### GIVEN PROBLEM
Search the listing for "Bluetooth" and copy every line where it appears.

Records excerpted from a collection
..........

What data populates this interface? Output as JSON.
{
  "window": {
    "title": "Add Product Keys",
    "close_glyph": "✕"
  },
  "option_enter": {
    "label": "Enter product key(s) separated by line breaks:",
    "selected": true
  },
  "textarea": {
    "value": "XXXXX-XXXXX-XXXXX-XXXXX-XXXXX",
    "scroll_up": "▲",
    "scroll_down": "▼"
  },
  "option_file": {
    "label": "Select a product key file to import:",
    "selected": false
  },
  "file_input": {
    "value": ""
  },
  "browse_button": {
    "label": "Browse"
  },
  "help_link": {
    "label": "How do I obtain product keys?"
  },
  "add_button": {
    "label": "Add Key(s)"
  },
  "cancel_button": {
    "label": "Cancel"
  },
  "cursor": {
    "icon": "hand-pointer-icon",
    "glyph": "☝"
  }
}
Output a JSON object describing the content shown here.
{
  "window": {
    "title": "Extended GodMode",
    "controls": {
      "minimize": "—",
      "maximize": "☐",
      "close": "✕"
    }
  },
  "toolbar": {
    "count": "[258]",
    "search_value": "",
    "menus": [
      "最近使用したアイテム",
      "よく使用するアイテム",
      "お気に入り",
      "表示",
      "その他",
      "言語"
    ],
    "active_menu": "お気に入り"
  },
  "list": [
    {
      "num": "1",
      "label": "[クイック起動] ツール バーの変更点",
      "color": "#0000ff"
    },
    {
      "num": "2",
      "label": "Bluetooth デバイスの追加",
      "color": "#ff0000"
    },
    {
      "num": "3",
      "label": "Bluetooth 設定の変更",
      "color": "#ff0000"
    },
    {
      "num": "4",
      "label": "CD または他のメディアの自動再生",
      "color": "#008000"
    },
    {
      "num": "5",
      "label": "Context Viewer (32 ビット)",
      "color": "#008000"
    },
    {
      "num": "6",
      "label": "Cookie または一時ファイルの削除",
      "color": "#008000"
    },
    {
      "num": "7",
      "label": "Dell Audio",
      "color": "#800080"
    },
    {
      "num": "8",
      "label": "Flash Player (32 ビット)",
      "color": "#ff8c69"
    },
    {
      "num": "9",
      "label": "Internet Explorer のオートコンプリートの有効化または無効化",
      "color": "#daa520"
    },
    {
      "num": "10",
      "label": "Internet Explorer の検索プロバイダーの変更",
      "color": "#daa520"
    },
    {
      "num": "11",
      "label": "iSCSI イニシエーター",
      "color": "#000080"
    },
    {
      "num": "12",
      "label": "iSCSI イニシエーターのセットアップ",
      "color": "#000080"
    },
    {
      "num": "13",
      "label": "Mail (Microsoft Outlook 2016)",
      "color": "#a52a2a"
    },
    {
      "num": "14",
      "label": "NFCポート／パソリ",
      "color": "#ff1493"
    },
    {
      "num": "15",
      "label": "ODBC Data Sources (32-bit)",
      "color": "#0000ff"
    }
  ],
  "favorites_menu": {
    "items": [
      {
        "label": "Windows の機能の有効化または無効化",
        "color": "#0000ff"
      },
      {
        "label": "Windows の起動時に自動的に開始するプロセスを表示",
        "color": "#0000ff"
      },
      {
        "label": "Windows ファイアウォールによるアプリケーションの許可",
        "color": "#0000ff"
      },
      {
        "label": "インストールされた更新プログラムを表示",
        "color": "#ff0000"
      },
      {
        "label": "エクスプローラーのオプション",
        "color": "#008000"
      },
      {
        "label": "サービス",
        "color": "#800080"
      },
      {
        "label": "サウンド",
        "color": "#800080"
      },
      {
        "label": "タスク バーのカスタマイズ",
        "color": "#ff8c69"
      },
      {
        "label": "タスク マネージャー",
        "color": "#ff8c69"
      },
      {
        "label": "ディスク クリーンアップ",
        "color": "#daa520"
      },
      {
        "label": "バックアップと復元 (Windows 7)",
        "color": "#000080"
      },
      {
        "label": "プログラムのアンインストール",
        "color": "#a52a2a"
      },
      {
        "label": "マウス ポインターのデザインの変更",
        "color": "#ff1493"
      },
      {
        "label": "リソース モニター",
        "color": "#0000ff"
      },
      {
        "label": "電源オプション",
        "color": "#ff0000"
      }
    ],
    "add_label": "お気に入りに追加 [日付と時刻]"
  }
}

..........

### TASK ANSWER
      "label": "Bluetooth デバイスの追加",
      "label": "Bluetooth 設定の変更",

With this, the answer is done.